(Entries from a visual dataset)
========================================================================
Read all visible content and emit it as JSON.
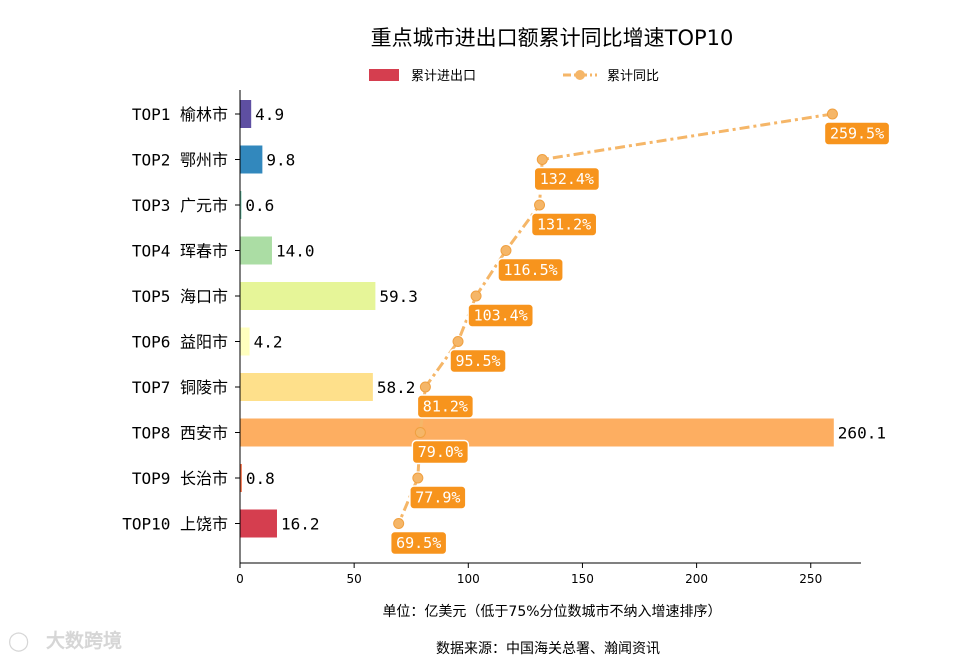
{
  "chart_data": {
    "type": "bar",
    "orientation": "horizontal",
    "title": "重点城市进出口额累计同比增速TOP10",
    "categories": [
      "TOP1 榆林市",
      "TOP2 鄂州市",
      "TOP3 广元市",
      "TOP4 珲春市",
      "TOP5 海口市",
      "TOP6 益阳市",
      "TOP7 铜陵市",
      "TOP8 西安市",
      "TOP9 长治市",
      "TOP10 上饶市"
    ],
    "series": [
      {
        "name": "累计进出口",
        "type": "bar",
        "values": [
          4.9,
          9.8,
          0.6,
          14.0,
          59.3,
          4.2,
          58.2,
          260.1,
          0.8,
          16.2
        ],
        "labels": [
          "4.9",
          "9.8",
          "0.6",
          "14.0",
          "59.3",
          "4.2",
          "58.2",
          "260.1",
          "0.8",
          "16.2"
        ],
        "colors": [
          "#5e4fa2",
          "#3288bd",
          "#66c2a5",
          "#abdda4",
          "#e6f598",
          "#ffffbf",
          "#fee08b",
          "#fdae61",
          "#f46d43",
          "#d53e4f"
        ]
      },
      {
        "name": "累计同比",
        "type": "line",
        "values": [
          259.5,
          132.4,
          131.2,
          116.5,
          103.4,
          95.5,
          81.2,
          79.0,
          77.9,
          69.5
        ],
        "labels": [
          "259.5%",
          "132.4%",
          "131.2%",
          "116.5%",
          "103.4%",
          "95.5%",
          "81.2%",
          "79.0%",
          "77.9%",
          "69.5%"
        ],
        "color": "#f5b668",
        "label_color": "#f7941d"
      }
    ],
    "xlim": [
      0,
      272
    ],
    "xticks": [
      0,
      50,
      100,
      150,
      200,
      250
    ],
    "xtick_labels": [
      "0",
      "50",
      "100",
      "150",
      "200",
      "250"
    ],
    "xlabel": "单位：亿美元（低于75%分位数城市不纳入增速排序）",
    "source": "数据来源：中国海关总署、瀚闻资讯",
    "legend_position": "top-center",
    "grid": false
  },
  "watermark": "大数跨境",
  "colors": {
    "axis": "#000000",
    "line": "#f5b668",
    "label_box": "#f7941d"
  }
}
========================================================================
Write out all the entries again, word for word, and print no images.

» **RESPONSE BELOW**
Read all visible content and emit it as JSON.
{
  "chart_data": {
    "type": "bar",
    "orientation": "horizontal",
    "title": "重点城市进出口额累计同比增速TOP10",
    "categories": [
      "TOP1 榆林市",
      "TOP2 鄂州市",
      "TOP3 广元市",
      "TOP4 珲春市",
      "TOP5 海口市",
      "TOP6 益阳市",
      "TOP7 铜陵市",
      "TOP8 西安市",
      "TOP9 长治市",
      "TOP10 上饶市"
    ],
    "series": [
      {
        "name": "累计进出口",
        "type": "bar",
        "values": [
          4.9,
          9.8,
          0.6,
          14.0,
          59.3,
          4.2,
          58.2,
          260.1,
          0.8,
          16.2
        ],
        "labels": [
          "4.9",
          "9.8",
          "0.6",
          "14.0",
          "59.3",
          "4.2",
          "58.2",
          "260.1",
          "0.8",
          "16.2"
        ],
        "colors": [
          "#5e4fa2",
          "#3288bd",
          "#66c2a5",
          "#abdda4",
          "#e6f598",
          "#ffffbf",
          "#fee08b",
          "#fdae61",
          "#f46d43",
          "#d53e4f"
        ]
      },
      {
        "name": "累计同比",
        "type": "line",
        "values": [
          259.5,
          132.4,
          131.2,
          116.5,
          103.4,
          95.5,
          81.2,
          79.0,
          77.9,
          69.5
        ],
        "labels": [
          "259.5%",
          "132.4%",
          "131.2%",
          "116.5%",
          "103.4%",
          "95.5%",
          "81.2%",
          "79.0%",
          "77.9%",
          "69.5%"
        ],
        "color": "#f5b668",
        "label_color": "#f7941d"
      }
    ],
    "xlim": [
      0,
      272
    ],
    "xticks": [
      0,
      50,
      100,
      150,
      200,
      250
    ],
    "xtick_labels": [
      "0",
      "50",
      "100",
      "150",
      "200",
      "250"
    ],
    "xlabel": "单位：亿美元（低于75%分位数城市不纳入增速排序）",
    "source": "数据来源：中国海关总署、瀚闻资讯",
    "legend_position": "top-center",
    "grid": false
  },
  "watermark": "大数跨境",
  "colors": {
    "axis": "#000000",
    "line": "#f5b668",
    "label_box": "#f7941d"
  }
}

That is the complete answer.